Dataset items
————
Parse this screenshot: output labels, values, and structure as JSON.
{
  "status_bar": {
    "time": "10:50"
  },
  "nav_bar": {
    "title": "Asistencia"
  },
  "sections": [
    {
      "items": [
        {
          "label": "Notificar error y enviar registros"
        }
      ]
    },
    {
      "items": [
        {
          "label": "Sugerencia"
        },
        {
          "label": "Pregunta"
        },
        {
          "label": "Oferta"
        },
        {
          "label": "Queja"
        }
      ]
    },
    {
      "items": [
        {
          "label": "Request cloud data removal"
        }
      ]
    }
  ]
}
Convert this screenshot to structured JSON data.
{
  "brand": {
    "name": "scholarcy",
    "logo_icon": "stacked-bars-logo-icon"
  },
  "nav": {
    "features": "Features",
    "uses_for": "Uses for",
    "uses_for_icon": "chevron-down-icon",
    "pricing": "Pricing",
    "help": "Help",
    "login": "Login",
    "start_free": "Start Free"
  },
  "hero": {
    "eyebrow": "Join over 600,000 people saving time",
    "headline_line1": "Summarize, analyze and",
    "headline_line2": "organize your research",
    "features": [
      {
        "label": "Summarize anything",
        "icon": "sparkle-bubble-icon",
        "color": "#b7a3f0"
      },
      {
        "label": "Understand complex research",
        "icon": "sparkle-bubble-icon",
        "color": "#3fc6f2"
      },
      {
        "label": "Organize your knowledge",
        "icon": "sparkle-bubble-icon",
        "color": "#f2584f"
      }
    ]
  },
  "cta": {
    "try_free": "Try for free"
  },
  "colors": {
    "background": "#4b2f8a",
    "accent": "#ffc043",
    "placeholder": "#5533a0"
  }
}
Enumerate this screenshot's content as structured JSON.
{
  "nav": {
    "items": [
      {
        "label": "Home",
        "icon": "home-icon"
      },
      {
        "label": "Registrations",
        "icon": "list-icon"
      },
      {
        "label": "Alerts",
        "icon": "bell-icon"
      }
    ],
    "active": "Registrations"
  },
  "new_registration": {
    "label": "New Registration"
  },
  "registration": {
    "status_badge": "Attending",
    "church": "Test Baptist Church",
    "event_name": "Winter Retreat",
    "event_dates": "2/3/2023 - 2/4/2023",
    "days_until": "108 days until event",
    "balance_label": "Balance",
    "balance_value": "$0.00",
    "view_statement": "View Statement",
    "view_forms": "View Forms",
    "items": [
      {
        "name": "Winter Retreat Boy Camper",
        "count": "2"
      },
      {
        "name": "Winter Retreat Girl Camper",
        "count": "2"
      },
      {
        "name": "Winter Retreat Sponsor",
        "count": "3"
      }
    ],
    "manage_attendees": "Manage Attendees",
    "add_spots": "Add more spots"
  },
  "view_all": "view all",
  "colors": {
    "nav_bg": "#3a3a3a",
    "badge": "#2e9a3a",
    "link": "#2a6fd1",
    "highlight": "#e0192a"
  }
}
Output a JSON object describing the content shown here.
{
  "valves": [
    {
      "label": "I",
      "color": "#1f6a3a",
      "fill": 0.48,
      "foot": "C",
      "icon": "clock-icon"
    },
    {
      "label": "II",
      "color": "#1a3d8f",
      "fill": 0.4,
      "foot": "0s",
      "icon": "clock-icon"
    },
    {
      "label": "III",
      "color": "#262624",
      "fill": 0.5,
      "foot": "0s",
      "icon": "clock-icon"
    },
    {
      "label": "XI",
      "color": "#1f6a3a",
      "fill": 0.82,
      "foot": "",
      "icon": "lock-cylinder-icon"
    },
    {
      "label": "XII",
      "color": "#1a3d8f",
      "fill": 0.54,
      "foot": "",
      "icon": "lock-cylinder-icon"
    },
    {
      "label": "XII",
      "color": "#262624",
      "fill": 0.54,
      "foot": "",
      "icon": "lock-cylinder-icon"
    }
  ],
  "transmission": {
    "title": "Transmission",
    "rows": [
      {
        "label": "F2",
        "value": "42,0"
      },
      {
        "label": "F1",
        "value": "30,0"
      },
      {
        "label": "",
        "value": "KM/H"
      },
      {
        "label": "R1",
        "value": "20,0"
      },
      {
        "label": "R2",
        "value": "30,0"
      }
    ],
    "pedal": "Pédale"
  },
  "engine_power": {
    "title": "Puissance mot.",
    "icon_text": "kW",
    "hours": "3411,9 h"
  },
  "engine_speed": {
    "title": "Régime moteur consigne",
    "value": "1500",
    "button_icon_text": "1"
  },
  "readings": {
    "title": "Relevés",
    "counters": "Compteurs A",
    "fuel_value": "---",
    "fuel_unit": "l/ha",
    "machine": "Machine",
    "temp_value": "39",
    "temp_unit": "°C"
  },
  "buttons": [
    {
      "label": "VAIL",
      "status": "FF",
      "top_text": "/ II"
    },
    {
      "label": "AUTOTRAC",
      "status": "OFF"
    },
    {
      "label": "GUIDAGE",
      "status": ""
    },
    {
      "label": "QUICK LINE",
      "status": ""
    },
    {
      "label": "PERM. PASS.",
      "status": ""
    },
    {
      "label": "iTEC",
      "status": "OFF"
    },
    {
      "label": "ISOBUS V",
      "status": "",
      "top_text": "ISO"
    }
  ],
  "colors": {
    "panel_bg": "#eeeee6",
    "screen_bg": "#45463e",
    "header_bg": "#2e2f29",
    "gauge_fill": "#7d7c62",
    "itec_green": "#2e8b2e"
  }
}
————
> **Exercise instructions**
Repeat each of the entries above precisely as given.

> **Task response**
Parse this screenshot: output labels, values, and structure as JSON.
{
  "status_bar": {
    "time": "10:50"
  },
  "nav_bar": {
    "title": "Asistencia"
  },
  "sections": [
    {
      "items": [
        {
          "label": "Notificar error y enviar registros"
        }
      ]
    },
    {
      "items": [
        {
          "label": "Sugerencia"
        },
        {
          "label": "Pregunta"
        },
        {
          "label": "Oferta"
        },
        {
          "label": "Queja"
        }
      ]
    },
    {
      "items": [
        {
          "label": "Request cloud data removal"
        }
      ]
    }
  ]
}
Convert this screenshot to structured JSON data.
{
  "brand": {
    "name": "scholarcy",
    "logo_icon": "stacked-bars-logo-icon"
  },
  "nav": {
    "features": "Features",
    "uses_for": "Uses for",
    "uses_for_icon": "chevron-down-icon",
    "pricing": "Pricing",
    "help": "Help",
    "login": "Login",
    "start_free": "Start Free"
  },
  "hero": {
    "eyebrow": "Join over 600,000 people saving time",
    "headline_line1": "Summarize, analyze and",
    "headline_line2": "organize your research",
    "features": [
      {
        "label": "Summarize anything",
        "icon": "sparkle-bubble-icon",
        "color": "#b7a3f0"
      },
      {
        "label": "Understand complex research",
        "icon": "sparkle-bubble-icon",
        "color": "#3fc6f2"
      },
      {
        "label": "Organize your knowledge",
        "icon": "sparkle-bubble-icon",
        "color": "#f2584f"
      }
    ]
  },
  "cta": {
    "try_free": "Try for free"
  },
  "colors": {
    "background": "#4b2f8a",
    "accent": "#ffc043",
    "placeholder": "#5533a0"
  }
}
Enumerate this screenshot's content as structured JSON.
{
  "nav": {
    "items": [
      {
        "label": "Home",
        "icon": "home-icon"
      },
      {
        "label": "Registrations",
        "icon": "list-icon"
      },
      {
        "label": "Alerts",
        "icon": "bell-icon"
      }
    ],
    "active": "Registrations"
  },
  "new_registration": {
    "label": "New Registration"
  },
  "registration": {
    "status_badge": "Attending",
    "church": "Test Baptist Church",
    "event_name": "Winter Retreat",
    "event_dates": "2/3/2023 - 2/4/2023",
    "days_until": "108 days until event",
    "balance_label": "Balance",
    "balance_value": "$0.00",
    "view_statement": "View Statement",
    "view_forms": "View Forms",
    "items": [
      {
        "name": "Winter Retreat Boy Camper",
        "count": "2"
      },
      {
        "name": "Winter Retreat Girl Camper",
        "count": "2"
      },
      {
        "name": "Winter Retreat Sponsor",
        "count": "3"
      }
    ],
    "manage_attendees": "Manage Attendees",
    "add_spots": "Add more spots"
  },
  "view_all": "view all",
  "colors": {
    "nav_bg": "#3a3a3a",
    "badge": "#2e9a3a",
    "link": "#2a6fd1",
    "highlight": "#e0192a"
  }
}
Output a JSON object describing the content shown here.
{
  "valves": [
    {
      "label": "I",
      "color": "#1f6a3a",
      "fill": 0.48,
      "foot": "C",
      "icon": "clock-icon"
    },
    {
      "label": "II",
      "color": "#1a3d8f",
      "fill": 0.4,
      "foot": "0s",
      "icon": "clock-icon"
    },
    {
      "label": "III",
      "color": "#262624",
      "fill": 0.5,
      "foot": "0s",
      "icon": "clock-icon"
    },
    {
      "label": "XI",
      "color": "#1f6a3a",
      "fill": 0.82,
      "foot": "",
      "icon": "lock-cylinder-icon"
    },
    {
      "label": "XII",
      "color": "#1a3d8f",
      "fill": 0.54,
      "foot": "",
      "icon": "lock-cylinder-icon"
    },
    {
      "label": "XII",
      "color": "#262624",
      "fill": 0.54,
      "foot": "",
      "icon": "lock-cylinder-icon"
    }
  ],
  "transmission": {
    "title": "Transmission",
    "rows": [
      {
        "label": "F2",
        "value": "42,0"
      },
      {
        "label": "F1",
        "value": "30,0"
      },
      {
        "label": "",
        "value": "KM/H"
      },
      {
        "label": "R1",
        "value": "20,0"
      },
      {
        "label": "R2",
        "value": "30,0"
      }
    ],
    "pedal": "Pédale"
  },
  "engine_power": {
    "title": "Puissance mot.",
    "icon_text": "kW",
    "hours": "3411,9 h"
  },
  "engine_speed": {
    "title": "Régime moteur consigne",
    "value": "1500",
    "button_icon_text": "1"
  },
  "readings": {
    "title": "Relevés",
    "counters": "Compteurs A",
    "fuel_value": "---",
    "fuel_unit": "l/ha",
    "machine": "Machine",
    "temp_value": "39",
    "temp_unit": "°C"
  },
  "buttons": [
    {
      "label": "VAIL",
      "status": "FF",
      "top_text": "/ II"
    },
    {
      "label": "AUTOTRAC",
      "status": "OFF"
    },
    {
      "label": "GUIDAGE",
      "status": ""
    },
    {
      "label": "QUICK LINE",
      "status": ""
    },
    {
      "label": "PERM. PASS.",
      "status": ""
    },
    {
      "label": "iTEC",
      "status": "OFF"
    },
    {
      "label": "ISOBUS V",
      "status": "",
      "top_text": "ISO"
    }
  ],
  "colors": {
    "panel_bg": "#eeeee6",
    "screen_bg": "#45463e",
    "header_bg": "#2e2f29",
    "gauge_fill": "#7d7c62",
    "itec_green": "#2e8b2e"
  }
}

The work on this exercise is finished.